What this task involves:
For the records below, give the count of lines holding the word "page" and nothing more.

(Extracted data entries)
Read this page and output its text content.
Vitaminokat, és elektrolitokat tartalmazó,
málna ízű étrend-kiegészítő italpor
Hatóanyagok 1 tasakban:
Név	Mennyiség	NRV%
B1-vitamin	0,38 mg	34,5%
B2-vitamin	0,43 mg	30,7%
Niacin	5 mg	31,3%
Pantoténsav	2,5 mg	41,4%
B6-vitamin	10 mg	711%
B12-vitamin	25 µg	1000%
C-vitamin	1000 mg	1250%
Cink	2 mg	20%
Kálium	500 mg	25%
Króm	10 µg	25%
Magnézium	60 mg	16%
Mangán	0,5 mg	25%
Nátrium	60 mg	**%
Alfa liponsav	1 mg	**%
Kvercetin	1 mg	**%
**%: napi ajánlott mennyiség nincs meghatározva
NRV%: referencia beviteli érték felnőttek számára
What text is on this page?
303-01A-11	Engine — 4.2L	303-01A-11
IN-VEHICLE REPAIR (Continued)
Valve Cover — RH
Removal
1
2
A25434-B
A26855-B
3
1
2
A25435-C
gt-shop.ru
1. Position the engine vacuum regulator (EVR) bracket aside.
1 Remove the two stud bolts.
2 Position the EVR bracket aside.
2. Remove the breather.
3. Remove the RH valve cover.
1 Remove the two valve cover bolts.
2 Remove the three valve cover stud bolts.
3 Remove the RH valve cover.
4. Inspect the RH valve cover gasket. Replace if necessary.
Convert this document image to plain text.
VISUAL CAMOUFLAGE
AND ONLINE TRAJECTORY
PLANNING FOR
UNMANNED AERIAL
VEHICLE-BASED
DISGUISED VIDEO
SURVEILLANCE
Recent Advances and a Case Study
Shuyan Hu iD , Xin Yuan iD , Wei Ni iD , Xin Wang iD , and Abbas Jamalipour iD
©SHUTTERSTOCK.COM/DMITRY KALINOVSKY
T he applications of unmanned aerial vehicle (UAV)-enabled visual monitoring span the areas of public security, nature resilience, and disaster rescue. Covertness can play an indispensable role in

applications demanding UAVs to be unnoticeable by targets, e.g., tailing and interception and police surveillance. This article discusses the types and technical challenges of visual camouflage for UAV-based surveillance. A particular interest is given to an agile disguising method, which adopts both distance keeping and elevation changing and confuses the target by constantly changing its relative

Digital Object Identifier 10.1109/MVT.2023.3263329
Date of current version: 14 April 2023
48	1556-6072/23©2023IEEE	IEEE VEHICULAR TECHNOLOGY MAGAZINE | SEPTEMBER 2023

Answer:
2